§ **Exercise requirements**: Quote the entries that follow exactly, leaving none out.

+++

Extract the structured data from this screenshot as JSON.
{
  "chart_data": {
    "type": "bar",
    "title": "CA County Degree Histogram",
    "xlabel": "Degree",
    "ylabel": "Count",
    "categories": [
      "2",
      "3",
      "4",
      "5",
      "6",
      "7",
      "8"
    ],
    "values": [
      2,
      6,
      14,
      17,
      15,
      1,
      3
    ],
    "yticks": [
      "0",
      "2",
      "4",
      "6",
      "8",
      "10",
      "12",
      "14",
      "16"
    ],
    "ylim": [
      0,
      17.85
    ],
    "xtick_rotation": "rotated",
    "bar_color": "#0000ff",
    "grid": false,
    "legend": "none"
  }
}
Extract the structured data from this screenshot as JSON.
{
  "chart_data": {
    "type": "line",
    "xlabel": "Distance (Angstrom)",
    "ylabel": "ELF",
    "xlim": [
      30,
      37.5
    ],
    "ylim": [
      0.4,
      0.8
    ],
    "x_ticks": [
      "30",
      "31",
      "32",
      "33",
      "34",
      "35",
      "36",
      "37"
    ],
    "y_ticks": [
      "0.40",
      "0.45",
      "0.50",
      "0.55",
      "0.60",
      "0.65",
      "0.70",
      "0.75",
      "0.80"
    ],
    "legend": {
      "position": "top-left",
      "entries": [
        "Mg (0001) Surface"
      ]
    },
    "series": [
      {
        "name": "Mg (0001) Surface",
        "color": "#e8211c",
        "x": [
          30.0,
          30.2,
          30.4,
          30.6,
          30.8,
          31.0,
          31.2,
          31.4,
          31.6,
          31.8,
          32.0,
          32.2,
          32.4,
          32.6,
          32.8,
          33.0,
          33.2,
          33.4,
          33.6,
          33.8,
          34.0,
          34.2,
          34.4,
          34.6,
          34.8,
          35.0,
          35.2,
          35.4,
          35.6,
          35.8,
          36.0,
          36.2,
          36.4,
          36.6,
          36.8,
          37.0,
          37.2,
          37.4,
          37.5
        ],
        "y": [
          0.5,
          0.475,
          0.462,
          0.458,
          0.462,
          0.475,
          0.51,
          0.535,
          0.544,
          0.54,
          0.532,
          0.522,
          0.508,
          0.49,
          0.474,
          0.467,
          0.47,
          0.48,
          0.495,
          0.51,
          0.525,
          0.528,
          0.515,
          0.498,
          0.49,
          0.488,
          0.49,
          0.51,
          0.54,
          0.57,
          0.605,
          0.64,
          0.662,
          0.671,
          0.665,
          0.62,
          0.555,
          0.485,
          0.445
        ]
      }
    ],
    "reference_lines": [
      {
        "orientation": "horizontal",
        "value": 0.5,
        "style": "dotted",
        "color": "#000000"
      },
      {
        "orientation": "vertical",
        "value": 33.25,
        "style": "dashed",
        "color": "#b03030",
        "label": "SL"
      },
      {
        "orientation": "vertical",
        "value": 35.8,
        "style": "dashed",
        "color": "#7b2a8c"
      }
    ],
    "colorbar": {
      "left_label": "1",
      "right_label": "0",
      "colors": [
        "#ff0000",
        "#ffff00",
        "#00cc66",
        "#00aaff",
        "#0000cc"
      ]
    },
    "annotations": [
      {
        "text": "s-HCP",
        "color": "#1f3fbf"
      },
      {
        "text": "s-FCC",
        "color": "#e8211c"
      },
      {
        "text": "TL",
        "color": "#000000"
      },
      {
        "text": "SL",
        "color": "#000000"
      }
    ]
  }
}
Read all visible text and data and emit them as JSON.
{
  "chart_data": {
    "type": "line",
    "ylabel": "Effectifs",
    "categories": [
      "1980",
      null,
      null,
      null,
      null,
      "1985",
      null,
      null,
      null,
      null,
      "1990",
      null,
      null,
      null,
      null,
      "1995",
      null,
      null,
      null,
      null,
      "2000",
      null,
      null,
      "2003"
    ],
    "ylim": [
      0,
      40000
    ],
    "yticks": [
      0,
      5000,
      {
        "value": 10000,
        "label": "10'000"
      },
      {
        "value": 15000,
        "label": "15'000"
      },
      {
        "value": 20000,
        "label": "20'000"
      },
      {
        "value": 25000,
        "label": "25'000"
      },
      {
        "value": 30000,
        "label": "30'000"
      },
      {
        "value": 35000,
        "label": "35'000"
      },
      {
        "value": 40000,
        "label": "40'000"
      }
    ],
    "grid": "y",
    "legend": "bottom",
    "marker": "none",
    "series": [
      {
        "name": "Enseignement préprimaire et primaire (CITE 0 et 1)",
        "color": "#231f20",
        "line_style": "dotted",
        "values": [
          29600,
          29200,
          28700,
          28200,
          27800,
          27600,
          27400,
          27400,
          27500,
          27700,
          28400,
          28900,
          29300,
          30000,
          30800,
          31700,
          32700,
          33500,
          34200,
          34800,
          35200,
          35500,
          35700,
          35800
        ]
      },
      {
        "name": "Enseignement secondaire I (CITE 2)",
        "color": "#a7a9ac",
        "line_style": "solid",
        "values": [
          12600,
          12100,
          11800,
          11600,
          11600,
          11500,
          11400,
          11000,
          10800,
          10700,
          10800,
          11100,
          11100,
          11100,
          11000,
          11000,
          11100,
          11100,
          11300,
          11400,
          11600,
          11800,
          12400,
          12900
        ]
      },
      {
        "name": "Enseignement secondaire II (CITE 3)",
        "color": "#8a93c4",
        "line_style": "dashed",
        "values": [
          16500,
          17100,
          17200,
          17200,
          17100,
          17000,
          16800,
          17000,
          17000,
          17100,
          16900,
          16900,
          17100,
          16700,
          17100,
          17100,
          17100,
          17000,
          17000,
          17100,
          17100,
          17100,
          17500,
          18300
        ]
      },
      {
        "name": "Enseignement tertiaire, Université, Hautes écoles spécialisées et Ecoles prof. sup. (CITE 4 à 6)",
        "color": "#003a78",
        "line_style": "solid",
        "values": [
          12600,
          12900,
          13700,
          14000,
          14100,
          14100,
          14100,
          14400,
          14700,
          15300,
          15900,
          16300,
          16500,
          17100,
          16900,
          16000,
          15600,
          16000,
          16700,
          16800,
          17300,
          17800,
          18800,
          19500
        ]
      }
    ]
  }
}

+++

§ **Solution to this problem**:
Extract the structured data from this screenshot as JSON.
{
  "chart_data": {
    "type": "bar",
    "title": "CA County Degree Histogram",
    "xlabel": "Degree",
    "ylabel": "Count",
    "categories": [
      "2",
      "3",
      "4",
      "5",
      "6",
      "7",
      "8"
    ],
    "values": [
      2,
      6,
      14,
      17,
      15,
      1,
      3
    ],
    "yticks": [
      "0",
      "2",
      "4",
      "6",
      "8",
      "10",
      "12",
      "14",
      "16"
    ],
    "ylim": [
      0,
      17.85
    ],
    "xtick_rotation": "rotated",
    "bar_color": "#0000ff",
    "grid": false,
    "legend": "none"
  }
}
Extract the structured data from this screenshot as JSON.
{
  "chart_data": {
    "type": "line",
    "xlabel": "Distance (Angstrom)",
    "ylabel": "ELF",
    "xlim": [
      30,
      37.5
    ],
    "ylim": [
      0.4,
      0.8
    ],
    "x_ticks": [
      "30",
      "31",
      "32",
      "33",
      "34",
      "35",
      "36",
      "37"
    ],
    "y_ticks": [
      "0.40",
      "0.45",
      "0.50",
      "0.55",
      "0.60",
      "0.65",
      "0.70",
      "0.75",
      "0.80"
    ],
    "legend": {
      "position": "top-left",
      "entries": [
        "Mg (0001) Surface"
      ]
    },
    "series": [
      {
        "name": "Mg (0001) Surface",
        "color": "#e8211c",
        "x": [
          30.0,
          30.2,
          30.4,
          30.6,
          30.8,
          31.0,
          31.2,
          31.4,
          31.6,
          31.8,
          32.0,
          32.2,
          32.4,
          32.6,
          32.8,
          33.0,
          33.2,
          33.4,
          33.6,
          33.8,
          34.0,
          34.2,
          34.4,
          34.6,
          34.8,
          35.0,
          35.2,
          35.4,
          35.6,
          35.8,
          36.0,
          36.2,
          36.4,
          36.6,
          36.8,
          37.0,
          37.2,
          37.4,
          37.5
        ],
        "y": [
          0.5,
          0.475,
          0.462,
          0.458,
          0.462,
          0.475,
          0.51,
          0.535,
          0.544,
          0.54,
          0.532,
          0.522,
          0.508,
          0.49,
          0.474,
          0.467,
          0.47,
          0.48,
          0.495,
          0.51,
          0.525,
          0.528,
          0.515,
          0.498,
          0.49,
          0.488,
          0.49,
          0.51,
          0.54,
          0.57,
          0.605,
          0.64,
          0.662,
          0.671,
          0.665,
          0.62,
          0.555,
          0.485,
          0.445
        ]
      }
    ],
    "reference_lines": [
      {
        "orientation": "horizontal",
        "value": 0.5,
        "style": "dotted",
        "color": "#000000"
      },
      {
        "orientation": "vertical",
        "value": 33.25,
        "style": "dashed",
        "color": "#b03030",
        "label": "SL"
      },
      {
        "orientation": "vertical",
        "value": 35.8,
        "style": "dashed",
        "color": "#7b2a8c"
      }
    ],
    "colorbar": {
      "left_label": "1",
      "right_label": "0",
      "colors": [
        "#ff0000",
        "#ffff00",
        "#00cc66",
        "#00aaff",
        "#0000cc"
      ]
    },
    "annotations": [
      {
        "text": "s-HCP",
        "color": "#1f3fbf"
      },
      {
        "text": "s-FCC",
        "color": "#e8211c"
      },
      {
        "text": "TL",
        "color": "#000000"
      },
      {
        "text": "SL",
        "color": "#000000"
      }
    ]
  }
}
Read all visible text and data and emit them as JSON.
{
  "chart_data": {
    "type": "line",
    "ylabel": "Effectifs",
    "categories": [
      "1980",
      null,
      null,
      null,
      null,
      "1985",
      null,
      null,
      null,
      null,
      "1990",
      null,
      null,
      null,
      null,
      "1995",
      null,
      null,
      null,
      null,
      "2000",
      null,
      null,
      "2003"
    ],
    "ylim": [
      0,
      40000
    ],
    "yticks": [
      0,
      5000,
      {
        "value": 10000,
        "label": "10'000"
      },
      {
        "value": 15000,
        "label": "15'000"
      },
      {
        "value": 20000,
        "label": "20'000"
      },
      {
        "value": 25000,
        "label": "25'000"
      },
      {
        "value": 30000,
        "label": "30'000"
      },
      {
        "value": 35000,
        "label": "35'000"
      },
      {
        "value": 40000,
        "label": "40'000"
      }
    ],
    "grid": "y",
    "legend": "bottom",
    "marker": "none",
    "series": [
      {
        "name": "Enseignement préprimaire et primaire (CITE 0 et 1)",
        "color": "#231f20",
        "line_style": "dotted",
        "values": [
          29600,
          29200,
          28700,
          28200,
          27800,
          27600,
          27400,
          27400,
          27500,
          27700,
          28400,
          28900,
          29300,
          30000,
          30800,
          31700,
          32700,
          33500,
          34200,
          34800,
          35200,
          35500,
          35700,
          35800
        ]
      },
      {
        "name": "Enseignement secondaire I (CITE 2)",
        "color": "#a7a9ac",
        "line_style": "solid",
        "values": [
          12600,
          12100,
          11800,
          11600,
          11600,
          11500,
          11400,
          11000,
          10800,
          10700,
          10800,
          11100,
          11100,
          11100,
          11000,
          11000,
          11100,
          11100,
          11300,
          11400,
          11600,
          11800,
          12400,
          12900
        ]
      },
      {
        "name": "Enseignement secondaire II (CITE 3)",
        "color": "#8a93c4",
        "line_style": "dashed",
        "values": [
          16500,
          17100,
          17200,
          17200,
          17100,
          17000,
          16800,
          17000,
          17000,
          17100,
          16900,
          16900,
          17100,
          16700,
          17100,
          17100,
          17100,
          17000,
          17000,
          17100,
          17100,
          17100,
          17500,
          18300
        ]
      },
      {
        "name": "Enseignement tertiaire, Université, Hautes écoles spécialisées et Ecoles prof. sup. (CITE 4 à 6)",
        "color": "#003a78",
        "line_style": "solid",
        "values": [
          12600,
          12900,
          13700,
          14000,
          14100,
          14100,
          14100,
          14400,
          14700,
          15300,
          15900,
          16300,
          16500,
          17100,
          16900,
          16000,
          15600,
          16000,
          16700,
          16800,
          17300,
          17800,
          18800,
          19500
        ]
      }
    ]
  }
}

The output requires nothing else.